──────── DATA FOR THIS EXERCISE
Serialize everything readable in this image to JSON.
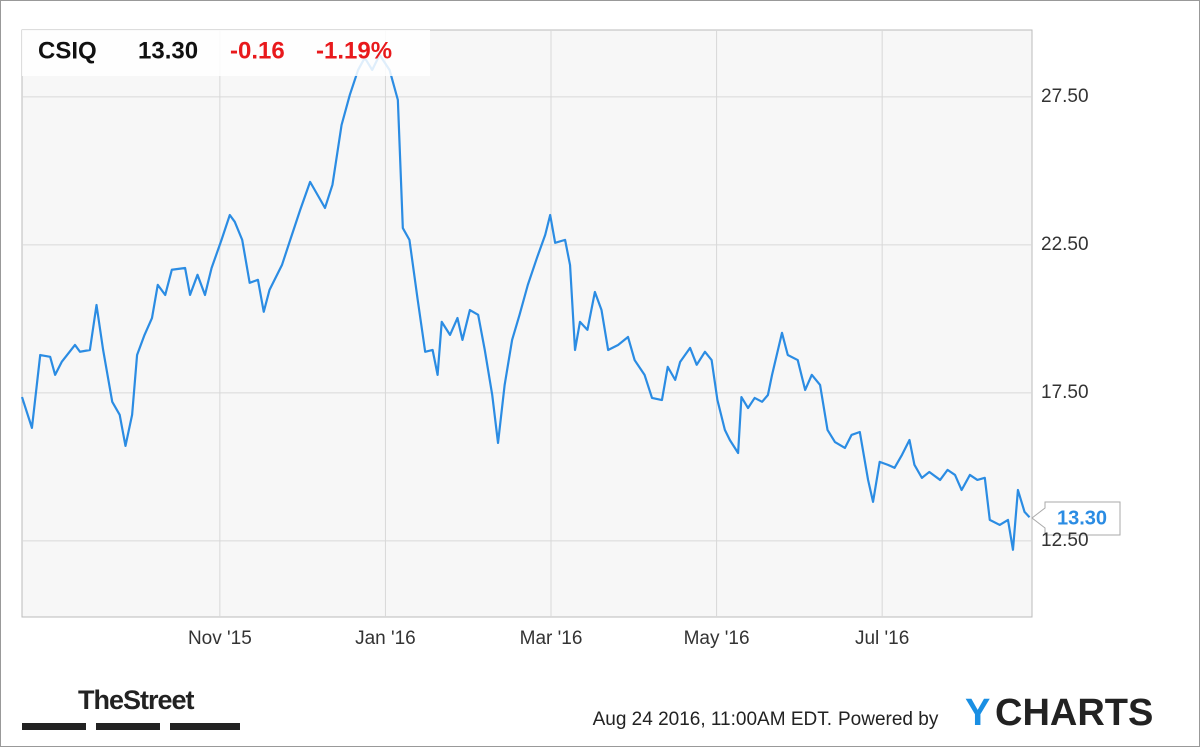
{
  "header": {
    "ticker": "CSIQ",
    "price": "13.30",
    "change": "-0.16",
    "change_pct": "-1.19%"
  },
  "chart_data": {
    "type": "line",
    "x": [
      8.61,
      8.73,
      8.83,
      8.95,
      9.01,
      9.09,
      9.25,
      9.31,
      9.43,
      9.51,
      9.59,
      9.7,
      9.79,
      9.86,
      9.94,
      10.0,
      10.09,
      10.18,
      10.25,
      10.34,
      10.42,
      10.58,
      10.64,
      10.73,
      10.82,
      10.9,
      11.02,
      11.12,
      11.18,
      11.27,
      11.36,
      11.46,
      11.53,
      11.6,
      11.75,
      11.85,
      11.97,
      12.09,
      12.18,
      12.27,
      12.36,
      12.47,
      12.57,
      12.67,
      12.75,
      12.84,
      12.93,
      13.05,
      13.15,
      13.21,
      13.29,
      13.39,
      13.48,
      13.57,
      13.63,
      13.68,
      13.78,
      13.87,
      13.93,
      14.02,
      14.12,
      14.2,
      14.29,
      14.36,
      14.44,
      14.53,
      14.62,
      14.72,
      14.83,
      14.93,
      14.99,
      15.05,
      15.17,
      15.23,
      15.29,
      15.35,
      15.44,
      15.53,
      15.61,
      15.69,
      15.81,
      15.93,
      16.01,
      16.13,
      16.22,
      16.34,
      16.41,
      16.5,
      16.56,
      16.68,
      16.76,
      16.86,
      16.94,
      17.01,
      17.1,
      17.16,
      17.26,
      17.3,
      17.38,
      17.46,
      17.55,
      17.62,
      17.67,
      17.79,
      17.86,
      17.98,
      18.07,
      18.15,
      18.25,
      18.34,
      18.43,
      18.55,
      18.63,
      18.73,
      18.83,
      18.89,
      18.97,
      19.07,
      19.15,
      19.24,
      19.33,
      19.39,
      19.48,
      19.57,
      19.7,
      19.79,
      19.88,
      19.96,
      20.06,
      20.15,
      20.24,
      20.3,
      20.42,
      20.52,
      20.58,
      20.64,
      20.72,
      20.78
    ],
    "series": [
      {
        "color": "#2b8ce3",
        "values": [
          17.36,
          16.32,
          18.78,
          18.72,
          18.11,
          18.55,
          19.12,
          18.89,
          18.95,
          20.47,
          18.95,
          17.2,
          16.76,
          15.71,
          16.76,
          18.78,
          19.46,
          20.03,
          21.15,
          20.81,
          21.66,
          21.72,
          20.81,
          21.49,
          20.81,
          21.72,
          22.67,
          23.51,
          23.28,
          22.67,
          21.22,
          21.32,
          20.24,
          20.98,
          21.82,
          22.67,
          23.68,
          24.63,
          24.19,
          23.75,
          24.53,
          26.55,
          27.57,
          28.41,
          28.82,
          28.41,
          28.92,
          28.41,
          27.4,
          23.07,
          22.67,
          20.64,
          18.89,
          18.95,
          18.11,
          19.9,
          19.46,
          20.03,
          19.29,
          20.3,
          20.14,
          18.95,
          17.43,
          15.81,
          17.77,
          19.29,
          20.14,
          21.15,
          22.06,
          22.84,
          23.51,
          22.57,
          22.67,
          21.82,
          18.95,
          19.9,
          19.63,
          20.91,
          20.3,
          18.95,
          19.12,
          19.39,
          18.61,
          18.11,
          17.33,
          17.26,
          18.38,
          17.94,
          18.55,
          19.02,
          18.45,
          18.89,
          18.61,
          17.26,
          16.25,
          15.91,
          15.47,
          17.36,
          16.99,
          17.33,
          17.2,
          17.43,
          18.11,
          19.53,
          18.78,
          18.61,
          17.6,
          18.11,
          17.77,
          16.25,
          15.84,
          15.64,
          16.08,
          16.18,
          14.56,
          13.82,
          15.17,
          15.07,
          14.97,
          15.41,
          15.91,
          15.07,
          14.63,
          14.83,
          14.56,
          14.9,
          14.73,
          14.22,
          14.73,
          14.56,
          14.63,
          13.21,
          13.04,
          13.21,
          12.2,
          14.22,
          13.48,
          13.3
        ]
      }
    ],
    "xlim": [
      8.61,
      20.81
    ],
    "xticks": [
      {
        "value": 11,
        "label": "Nov '15"
      },
      {
        "value": 13,
        "label": "Jan '16"
      },
      {
        "value": 15,
        "label": "Mar '16"
      },
      {
        "value": 17,
        "label": "May '16"
      },
      {
        "value": 19,
        "label": "Jul '16"
      }
    ],
    "ylim": [
      9.93,
      29.76
    ],
    "yticks": [
      {
        "value": 12.5,
        "label": "12.50"
      },
      {
        "value": 17.5,
        "label": "17.50"
      },
      {
        "value": 22.5,
        "label": "22.50"
      },
      {
        "value": 27.5,
        "label": "27.50"
      }
    ],
    "grid": true
  },
  "footer": {
    "brand": "TheStreet",
    "timestamp": "Aug 24 2016, 11:00AM EDT.",
    "powered_by": "Powered by",
    "logo_y": "Y",
    "logo_rest": "CHARTS"
  }
}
────────────────
## WHAT YOU WILL DO
Give the number of lines above that hold the word "label", and nothing more.

## ANSWER BELOW
9